- RECORDS FOR THIS TASK:
[start]
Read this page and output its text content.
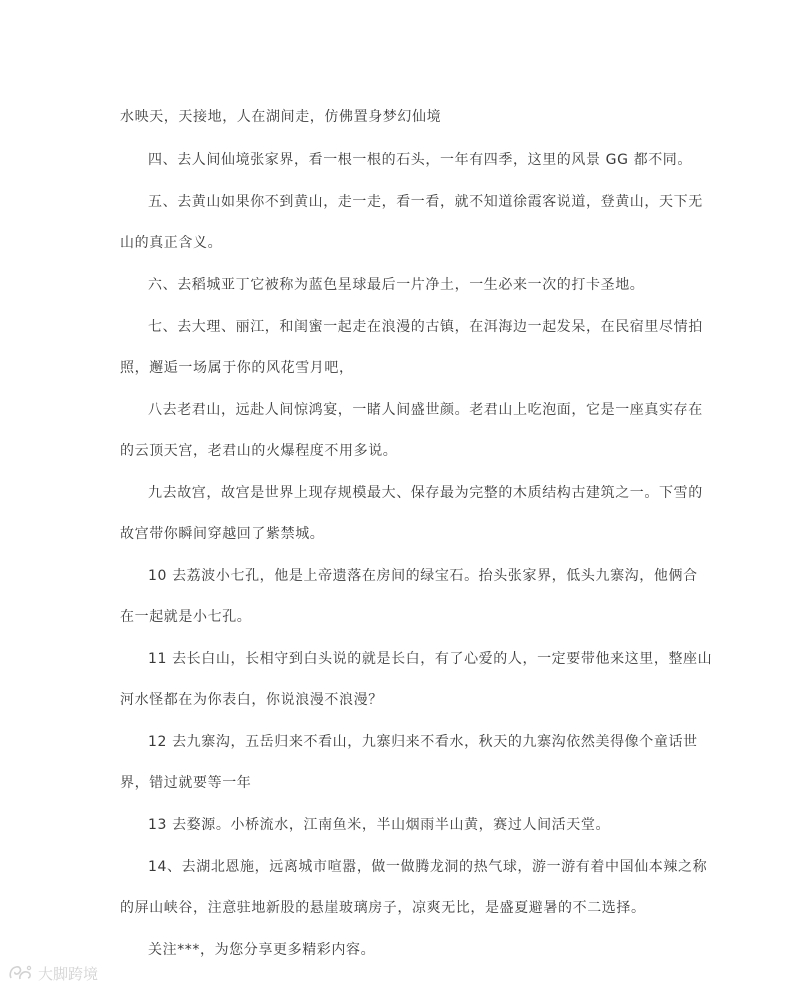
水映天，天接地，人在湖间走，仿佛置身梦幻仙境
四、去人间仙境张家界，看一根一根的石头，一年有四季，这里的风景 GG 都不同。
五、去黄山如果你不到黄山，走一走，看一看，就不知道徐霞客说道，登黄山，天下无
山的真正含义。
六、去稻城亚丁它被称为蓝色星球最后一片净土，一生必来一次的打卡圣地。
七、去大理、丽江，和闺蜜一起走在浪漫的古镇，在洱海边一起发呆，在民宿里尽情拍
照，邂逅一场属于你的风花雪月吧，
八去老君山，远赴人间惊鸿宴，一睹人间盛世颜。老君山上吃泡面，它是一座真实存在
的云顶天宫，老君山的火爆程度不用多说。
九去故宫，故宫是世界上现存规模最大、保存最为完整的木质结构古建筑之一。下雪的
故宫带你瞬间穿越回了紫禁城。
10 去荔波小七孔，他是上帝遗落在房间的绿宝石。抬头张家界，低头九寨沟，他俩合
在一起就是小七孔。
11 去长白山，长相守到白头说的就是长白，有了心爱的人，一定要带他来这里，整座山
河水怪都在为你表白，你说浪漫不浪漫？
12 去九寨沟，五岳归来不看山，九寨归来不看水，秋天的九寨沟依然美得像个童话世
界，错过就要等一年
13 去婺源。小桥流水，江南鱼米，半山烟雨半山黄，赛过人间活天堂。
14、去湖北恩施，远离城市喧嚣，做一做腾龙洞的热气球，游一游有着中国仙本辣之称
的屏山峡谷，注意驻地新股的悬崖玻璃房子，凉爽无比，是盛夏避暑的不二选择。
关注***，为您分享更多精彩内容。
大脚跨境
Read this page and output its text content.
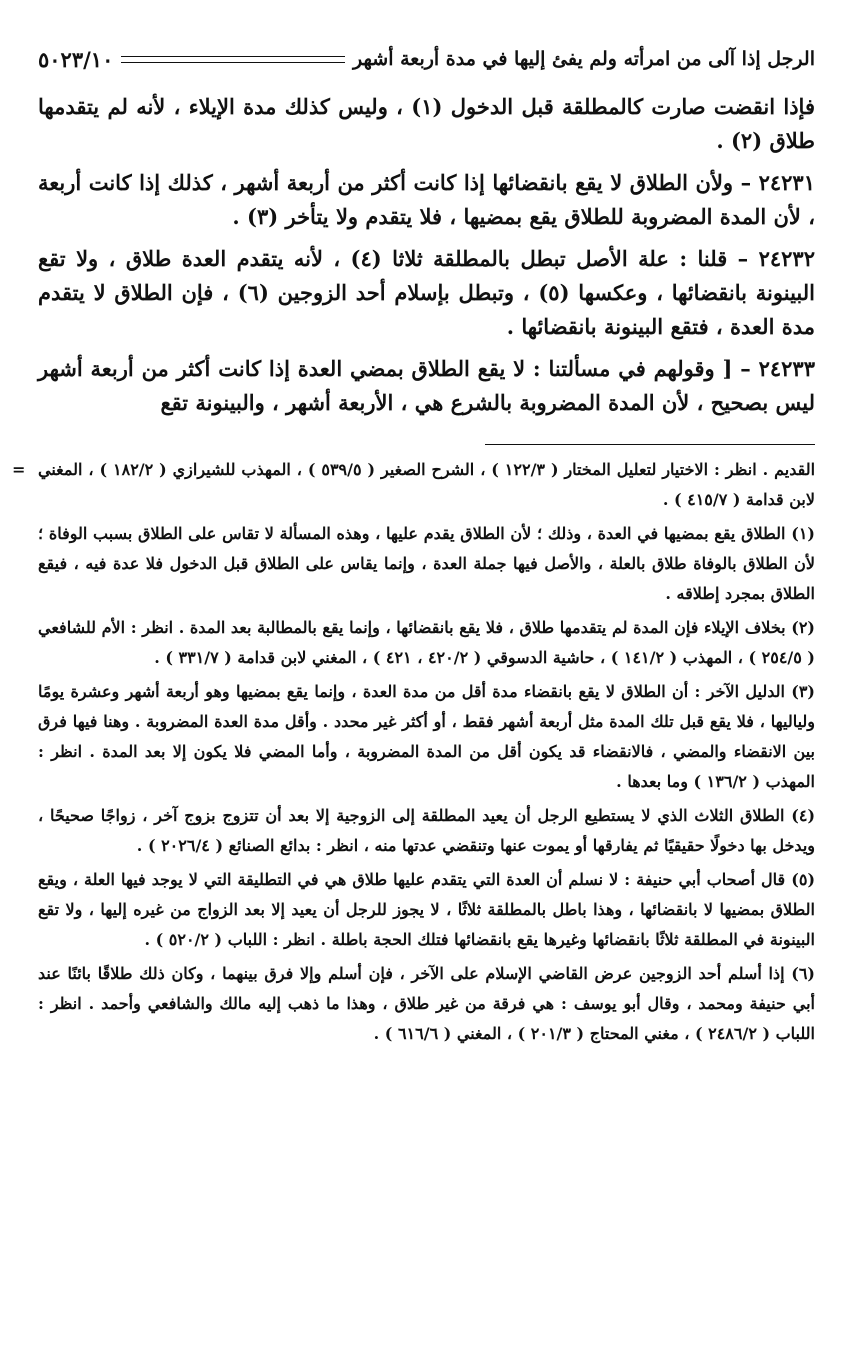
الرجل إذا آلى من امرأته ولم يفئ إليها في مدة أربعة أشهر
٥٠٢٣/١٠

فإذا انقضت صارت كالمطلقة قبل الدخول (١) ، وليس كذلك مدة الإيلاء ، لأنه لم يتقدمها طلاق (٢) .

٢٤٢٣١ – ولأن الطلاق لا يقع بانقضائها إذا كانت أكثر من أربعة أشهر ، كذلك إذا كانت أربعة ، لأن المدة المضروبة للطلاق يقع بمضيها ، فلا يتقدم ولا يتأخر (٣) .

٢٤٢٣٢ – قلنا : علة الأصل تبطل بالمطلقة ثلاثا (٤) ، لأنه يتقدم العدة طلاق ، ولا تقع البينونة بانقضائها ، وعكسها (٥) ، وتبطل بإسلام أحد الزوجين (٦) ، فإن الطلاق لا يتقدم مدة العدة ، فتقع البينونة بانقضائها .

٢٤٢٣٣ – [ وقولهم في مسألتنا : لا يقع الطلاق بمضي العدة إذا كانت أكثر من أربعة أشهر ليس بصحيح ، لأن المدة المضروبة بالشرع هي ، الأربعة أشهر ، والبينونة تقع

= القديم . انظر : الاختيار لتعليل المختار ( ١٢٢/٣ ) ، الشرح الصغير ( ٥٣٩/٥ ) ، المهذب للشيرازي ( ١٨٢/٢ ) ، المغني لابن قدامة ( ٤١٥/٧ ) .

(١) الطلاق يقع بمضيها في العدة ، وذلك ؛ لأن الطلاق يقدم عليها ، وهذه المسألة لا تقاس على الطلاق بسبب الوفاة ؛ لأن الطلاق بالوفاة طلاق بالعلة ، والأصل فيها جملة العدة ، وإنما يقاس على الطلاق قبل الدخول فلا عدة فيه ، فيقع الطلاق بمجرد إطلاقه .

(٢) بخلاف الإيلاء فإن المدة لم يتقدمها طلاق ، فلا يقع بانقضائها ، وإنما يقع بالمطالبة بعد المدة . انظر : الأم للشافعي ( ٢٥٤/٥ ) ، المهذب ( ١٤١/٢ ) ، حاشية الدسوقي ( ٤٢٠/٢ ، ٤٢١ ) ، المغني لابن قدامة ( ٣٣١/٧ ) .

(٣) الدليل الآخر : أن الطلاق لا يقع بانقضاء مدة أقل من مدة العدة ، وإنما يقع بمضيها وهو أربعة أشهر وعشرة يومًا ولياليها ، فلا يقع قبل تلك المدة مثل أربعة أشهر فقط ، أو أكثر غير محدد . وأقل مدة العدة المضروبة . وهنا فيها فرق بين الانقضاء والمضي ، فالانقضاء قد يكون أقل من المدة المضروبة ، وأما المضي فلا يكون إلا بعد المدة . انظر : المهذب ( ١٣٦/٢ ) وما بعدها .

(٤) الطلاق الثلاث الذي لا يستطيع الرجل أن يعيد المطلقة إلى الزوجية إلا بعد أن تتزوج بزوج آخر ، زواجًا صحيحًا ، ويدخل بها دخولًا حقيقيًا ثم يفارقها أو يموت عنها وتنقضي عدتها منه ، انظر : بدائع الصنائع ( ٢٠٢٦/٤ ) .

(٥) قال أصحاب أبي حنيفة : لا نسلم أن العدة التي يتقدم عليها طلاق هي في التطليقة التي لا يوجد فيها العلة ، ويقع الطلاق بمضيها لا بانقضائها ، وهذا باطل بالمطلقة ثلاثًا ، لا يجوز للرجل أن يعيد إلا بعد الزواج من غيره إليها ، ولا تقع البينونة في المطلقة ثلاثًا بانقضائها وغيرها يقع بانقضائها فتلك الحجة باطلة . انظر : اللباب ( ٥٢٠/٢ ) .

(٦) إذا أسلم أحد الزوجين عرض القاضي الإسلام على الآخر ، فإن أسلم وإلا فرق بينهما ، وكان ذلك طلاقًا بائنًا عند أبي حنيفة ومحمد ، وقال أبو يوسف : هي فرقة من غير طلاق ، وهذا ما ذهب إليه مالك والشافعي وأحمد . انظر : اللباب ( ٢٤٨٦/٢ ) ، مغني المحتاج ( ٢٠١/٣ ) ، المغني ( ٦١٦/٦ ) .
[end]
- EXERCISE AIM: In the material above, show every line where the word "الرجل" turns up.

- RESPONSE TO THIS EXERCISE:
الرجل إذا آلى من امرأته ولم يفئ إليها في مدة أربعة أشهر
(٤) الطلاق الثلاث الذي لا يستطيع الرجل أن يعيد المطلقة إلى الزوجية إلا بعد أن تتزوج بزوج آخر ، زواجًا صحيحًا ، ويدخل بها دخولًا حقيقيًا ثم يفارقها أو يموت عنها وتنقضي عدتها منه ، انظر : بدائع الصنائع ( ٢٠٢٦/٤ ) .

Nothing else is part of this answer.